▶ **What you will do**:
What is the number of lines in these entries that contain "Cátedra"? State it alone.

▶ **Extracted data**:
+++
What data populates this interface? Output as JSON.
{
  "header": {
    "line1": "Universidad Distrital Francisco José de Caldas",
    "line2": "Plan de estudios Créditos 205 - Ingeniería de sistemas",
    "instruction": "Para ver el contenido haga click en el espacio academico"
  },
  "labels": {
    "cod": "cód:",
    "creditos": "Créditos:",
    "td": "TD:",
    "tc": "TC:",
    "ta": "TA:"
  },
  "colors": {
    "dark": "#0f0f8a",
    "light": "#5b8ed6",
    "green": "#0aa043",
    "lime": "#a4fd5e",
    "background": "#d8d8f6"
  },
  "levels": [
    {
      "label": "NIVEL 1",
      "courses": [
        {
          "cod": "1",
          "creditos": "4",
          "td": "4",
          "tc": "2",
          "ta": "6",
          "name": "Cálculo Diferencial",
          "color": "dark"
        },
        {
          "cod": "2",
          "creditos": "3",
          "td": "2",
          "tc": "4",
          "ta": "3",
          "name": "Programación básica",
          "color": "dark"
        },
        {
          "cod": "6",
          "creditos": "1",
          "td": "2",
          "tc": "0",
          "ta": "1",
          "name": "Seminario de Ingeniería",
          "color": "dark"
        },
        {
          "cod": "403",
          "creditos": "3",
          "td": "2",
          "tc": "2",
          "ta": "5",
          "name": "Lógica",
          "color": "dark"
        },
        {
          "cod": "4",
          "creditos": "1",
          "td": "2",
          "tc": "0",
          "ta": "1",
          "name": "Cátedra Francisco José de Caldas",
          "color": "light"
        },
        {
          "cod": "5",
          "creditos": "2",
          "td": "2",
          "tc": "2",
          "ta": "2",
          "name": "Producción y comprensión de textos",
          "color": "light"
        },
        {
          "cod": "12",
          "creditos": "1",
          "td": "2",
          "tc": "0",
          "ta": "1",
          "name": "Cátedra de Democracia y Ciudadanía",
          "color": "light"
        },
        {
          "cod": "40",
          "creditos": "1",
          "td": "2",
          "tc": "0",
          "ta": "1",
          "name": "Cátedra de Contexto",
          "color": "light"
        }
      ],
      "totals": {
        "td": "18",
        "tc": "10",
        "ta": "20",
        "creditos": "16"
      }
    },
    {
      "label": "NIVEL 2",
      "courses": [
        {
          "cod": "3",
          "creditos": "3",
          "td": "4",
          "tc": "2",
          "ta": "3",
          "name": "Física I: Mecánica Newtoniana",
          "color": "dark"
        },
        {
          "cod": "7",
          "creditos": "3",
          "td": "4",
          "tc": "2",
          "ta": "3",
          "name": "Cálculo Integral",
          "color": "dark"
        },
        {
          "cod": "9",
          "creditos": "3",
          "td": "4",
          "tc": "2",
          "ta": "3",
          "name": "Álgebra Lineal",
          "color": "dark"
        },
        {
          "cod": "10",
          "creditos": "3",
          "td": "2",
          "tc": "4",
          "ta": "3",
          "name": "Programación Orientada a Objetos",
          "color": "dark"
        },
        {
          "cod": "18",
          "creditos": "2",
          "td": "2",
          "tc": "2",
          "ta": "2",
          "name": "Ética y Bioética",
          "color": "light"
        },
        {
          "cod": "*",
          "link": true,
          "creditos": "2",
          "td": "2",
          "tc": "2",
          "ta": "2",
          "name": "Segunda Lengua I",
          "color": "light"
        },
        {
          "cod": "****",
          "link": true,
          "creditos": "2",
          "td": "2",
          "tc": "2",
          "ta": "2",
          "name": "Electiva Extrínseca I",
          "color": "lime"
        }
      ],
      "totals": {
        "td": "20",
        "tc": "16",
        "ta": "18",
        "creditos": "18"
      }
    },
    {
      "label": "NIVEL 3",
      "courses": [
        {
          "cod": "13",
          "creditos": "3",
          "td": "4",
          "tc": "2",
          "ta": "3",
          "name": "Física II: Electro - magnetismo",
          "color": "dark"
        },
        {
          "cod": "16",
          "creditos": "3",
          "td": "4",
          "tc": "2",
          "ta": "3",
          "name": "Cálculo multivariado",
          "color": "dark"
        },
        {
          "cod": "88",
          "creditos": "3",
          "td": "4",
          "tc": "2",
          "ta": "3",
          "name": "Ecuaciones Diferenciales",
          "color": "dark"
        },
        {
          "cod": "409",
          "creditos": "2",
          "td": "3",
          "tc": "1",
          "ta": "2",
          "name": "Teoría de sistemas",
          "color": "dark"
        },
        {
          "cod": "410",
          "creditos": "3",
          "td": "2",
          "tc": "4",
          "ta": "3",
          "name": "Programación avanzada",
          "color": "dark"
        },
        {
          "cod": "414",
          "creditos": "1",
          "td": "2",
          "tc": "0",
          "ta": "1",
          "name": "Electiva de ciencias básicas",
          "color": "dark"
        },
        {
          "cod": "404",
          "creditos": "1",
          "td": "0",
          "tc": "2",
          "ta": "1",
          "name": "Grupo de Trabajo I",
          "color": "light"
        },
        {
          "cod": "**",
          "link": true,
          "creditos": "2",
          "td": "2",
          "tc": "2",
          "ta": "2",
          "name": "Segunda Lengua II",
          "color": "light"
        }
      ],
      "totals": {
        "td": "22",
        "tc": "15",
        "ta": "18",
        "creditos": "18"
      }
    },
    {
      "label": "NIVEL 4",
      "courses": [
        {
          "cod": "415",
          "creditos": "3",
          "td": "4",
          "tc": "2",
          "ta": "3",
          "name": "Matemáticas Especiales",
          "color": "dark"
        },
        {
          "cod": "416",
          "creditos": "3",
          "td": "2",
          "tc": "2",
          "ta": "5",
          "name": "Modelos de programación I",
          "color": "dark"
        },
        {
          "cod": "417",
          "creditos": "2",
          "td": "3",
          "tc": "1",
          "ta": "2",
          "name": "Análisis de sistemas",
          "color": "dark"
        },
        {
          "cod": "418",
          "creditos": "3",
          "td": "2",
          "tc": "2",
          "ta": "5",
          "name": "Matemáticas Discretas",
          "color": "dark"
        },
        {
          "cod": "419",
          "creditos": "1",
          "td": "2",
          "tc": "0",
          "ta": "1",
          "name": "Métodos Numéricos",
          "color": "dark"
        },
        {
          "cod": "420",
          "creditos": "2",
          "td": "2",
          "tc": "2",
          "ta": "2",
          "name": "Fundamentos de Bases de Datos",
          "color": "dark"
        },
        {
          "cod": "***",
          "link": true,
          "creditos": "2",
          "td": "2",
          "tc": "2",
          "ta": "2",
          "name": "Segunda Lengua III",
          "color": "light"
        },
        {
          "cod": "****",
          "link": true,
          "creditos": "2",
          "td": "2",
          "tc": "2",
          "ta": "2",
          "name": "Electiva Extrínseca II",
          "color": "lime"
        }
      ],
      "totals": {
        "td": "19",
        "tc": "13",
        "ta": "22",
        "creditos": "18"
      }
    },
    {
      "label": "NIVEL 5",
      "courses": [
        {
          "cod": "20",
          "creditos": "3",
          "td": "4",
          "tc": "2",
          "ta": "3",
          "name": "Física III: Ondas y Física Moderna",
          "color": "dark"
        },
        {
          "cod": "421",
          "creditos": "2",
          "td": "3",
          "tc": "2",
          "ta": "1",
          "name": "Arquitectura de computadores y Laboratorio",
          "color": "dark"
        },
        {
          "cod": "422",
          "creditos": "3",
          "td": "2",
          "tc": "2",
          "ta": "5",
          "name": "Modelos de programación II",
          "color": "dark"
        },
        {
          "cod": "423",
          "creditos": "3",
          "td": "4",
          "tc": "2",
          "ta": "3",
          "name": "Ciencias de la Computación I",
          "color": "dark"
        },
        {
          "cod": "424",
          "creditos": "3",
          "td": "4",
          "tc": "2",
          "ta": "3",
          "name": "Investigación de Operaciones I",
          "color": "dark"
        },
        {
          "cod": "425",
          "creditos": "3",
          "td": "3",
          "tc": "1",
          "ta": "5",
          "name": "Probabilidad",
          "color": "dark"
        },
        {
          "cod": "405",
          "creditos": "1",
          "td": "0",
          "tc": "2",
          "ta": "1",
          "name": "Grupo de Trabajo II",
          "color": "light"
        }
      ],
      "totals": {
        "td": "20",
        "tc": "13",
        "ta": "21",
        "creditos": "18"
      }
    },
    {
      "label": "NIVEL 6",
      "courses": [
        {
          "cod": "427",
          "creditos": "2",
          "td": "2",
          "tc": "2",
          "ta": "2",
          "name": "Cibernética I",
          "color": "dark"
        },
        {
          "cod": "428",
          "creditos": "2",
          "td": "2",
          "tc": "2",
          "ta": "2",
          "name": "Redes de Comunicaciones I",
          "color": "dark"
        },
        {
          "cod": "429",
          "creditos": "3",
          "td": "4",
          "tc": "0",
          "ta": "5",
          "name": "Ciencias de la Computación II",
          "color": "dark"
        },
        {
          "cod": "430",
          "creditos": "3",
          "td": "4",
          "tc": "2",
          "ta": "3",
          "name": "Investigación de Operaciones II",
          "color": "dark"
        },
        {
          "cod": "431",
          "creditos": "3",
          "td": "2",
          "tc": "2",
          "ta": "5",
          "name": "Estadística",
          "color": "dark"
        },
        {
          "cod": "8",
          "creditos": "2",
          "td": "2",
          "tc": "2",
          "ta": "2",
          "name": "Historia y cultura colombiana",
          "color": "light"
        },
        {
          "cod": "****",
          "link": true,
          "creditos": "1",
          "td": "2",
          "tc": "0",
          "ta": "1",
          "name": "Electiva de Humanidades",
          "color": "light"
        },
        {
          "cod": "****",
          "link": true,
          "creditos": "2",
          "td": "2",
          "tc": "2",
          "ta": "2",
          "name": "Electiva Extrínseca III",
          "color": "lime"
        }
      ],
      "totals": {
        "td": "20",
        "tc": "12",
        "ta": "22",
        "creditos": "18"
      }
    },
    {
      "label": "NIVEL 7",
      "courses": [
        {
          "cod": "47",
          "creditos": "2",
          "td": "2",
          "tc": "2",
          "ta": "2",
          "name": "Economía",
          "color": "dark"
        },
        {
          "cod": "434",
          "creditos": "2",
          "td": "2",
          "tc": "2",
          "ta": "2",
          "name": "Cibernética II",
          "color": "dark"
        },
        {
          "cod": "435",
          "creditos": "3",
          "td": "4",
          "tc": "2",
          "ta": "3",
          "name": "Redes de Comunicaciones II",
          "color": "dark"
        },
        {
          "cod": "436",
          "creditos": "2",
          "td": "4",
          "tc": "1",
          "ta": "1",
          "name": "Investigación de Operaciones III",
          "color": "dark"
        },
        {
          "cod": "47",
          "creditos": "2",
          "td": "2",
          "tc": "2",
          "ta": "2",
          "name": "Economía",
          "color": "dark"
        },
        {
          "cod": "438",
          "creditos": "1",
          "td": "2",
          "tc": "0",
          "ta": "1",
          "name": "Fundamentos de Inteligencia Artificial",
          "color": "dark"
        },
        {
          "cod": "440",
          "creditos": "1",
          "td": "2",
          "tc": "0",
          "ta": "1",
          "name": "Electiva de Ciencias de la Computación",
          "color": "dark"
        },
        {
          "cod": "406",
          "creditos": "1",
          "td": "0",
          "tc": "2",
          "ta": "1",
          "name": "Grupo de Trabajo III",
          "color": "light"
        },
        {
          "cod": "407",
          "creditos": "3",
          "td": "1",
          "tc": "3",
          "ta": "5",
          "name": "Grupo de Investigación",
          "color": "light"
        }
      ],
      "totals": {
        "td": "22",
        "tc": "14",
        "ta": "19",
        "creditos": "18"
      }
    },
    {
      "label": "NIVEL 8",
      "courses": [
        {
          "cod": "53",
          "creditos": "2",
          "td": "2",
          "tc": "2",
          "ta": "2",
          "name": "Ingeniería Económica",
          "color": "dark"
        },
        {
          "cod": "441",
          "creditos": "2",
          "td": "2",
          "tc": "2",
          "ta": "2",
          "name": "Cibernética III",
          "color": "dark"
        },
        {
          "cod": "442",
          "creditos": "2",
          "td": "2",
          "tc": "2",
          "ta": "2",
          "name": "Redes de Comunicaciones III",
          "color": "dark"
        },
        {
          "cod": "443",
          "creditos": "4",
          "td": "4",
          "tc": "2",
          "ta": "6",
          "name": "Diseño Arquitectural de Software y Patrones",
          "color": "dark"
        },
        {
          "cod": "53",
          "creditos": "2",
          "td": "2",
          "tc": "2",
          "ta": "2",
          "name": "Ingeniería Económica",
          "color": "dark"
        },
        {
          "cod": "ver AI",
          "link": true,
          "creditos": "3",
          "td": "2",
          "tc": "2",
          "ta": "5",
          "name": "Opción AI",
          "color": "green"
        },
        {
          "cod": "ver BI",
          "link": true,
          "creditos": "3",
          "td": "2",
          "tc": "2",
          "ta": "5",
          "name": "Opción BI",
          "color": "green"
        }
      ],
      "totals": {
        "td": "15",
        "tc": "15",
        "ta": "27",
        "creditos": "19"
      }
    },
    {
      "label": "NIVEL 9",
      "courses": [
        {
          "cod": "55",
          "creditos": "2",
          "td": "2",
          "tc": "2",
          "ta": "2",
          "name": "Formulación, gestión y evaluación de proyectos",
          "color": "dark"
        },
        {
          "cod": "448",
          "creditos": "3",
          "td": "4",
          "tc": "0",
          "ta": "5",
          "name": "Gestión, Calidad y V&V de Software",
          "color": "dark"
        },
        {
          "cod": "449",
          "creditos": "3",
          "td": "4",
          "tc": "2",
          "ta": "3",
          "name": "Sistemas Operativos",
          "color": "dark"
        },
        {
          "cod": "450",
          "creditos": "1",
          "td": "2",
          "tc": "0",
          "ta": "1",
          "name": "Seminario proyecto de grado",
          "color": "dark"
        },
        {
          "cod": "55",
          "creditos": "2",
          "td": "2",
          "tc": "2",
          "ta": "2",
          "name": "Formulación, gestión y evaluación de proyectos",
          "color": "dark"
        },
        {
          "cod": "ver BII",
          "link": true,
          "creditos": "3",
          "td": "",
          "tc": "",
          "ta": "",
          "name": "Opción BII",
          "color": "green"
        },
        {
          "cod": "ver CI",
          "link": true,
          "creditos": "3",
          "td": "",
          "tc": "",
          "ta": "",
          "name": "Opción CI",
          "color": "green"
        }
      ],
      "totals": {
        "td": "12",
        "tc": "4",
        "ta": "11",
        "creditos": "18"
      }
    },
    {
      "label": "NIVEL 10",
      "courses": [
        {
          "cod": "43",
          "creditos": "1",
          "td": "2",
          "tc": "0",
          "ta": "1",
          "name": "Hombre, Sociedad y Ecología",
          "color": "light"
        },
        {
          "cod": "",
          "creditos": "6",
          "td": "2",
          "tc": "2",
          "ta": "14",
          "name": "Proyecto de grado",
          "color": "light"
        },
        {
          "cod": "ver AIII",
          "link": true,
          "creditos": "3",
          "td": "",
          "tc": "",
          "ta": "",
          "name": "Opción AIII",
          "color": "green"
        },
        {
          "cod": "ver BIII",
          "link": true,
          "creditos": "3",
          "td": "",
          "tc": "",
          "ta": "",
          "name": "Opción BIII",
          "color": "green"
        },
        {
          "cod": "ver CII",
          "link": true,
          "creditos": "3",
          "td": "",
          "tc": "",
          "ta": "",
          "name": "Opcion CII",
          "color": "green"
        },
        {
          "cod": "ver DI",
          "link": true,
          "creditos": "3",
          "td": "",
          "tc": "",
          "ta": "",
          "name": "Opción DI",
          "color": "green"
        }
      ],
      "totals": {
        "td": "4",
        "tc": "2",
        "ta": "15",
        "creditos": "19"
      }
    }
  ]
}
+++
▶ **Complete output**:
3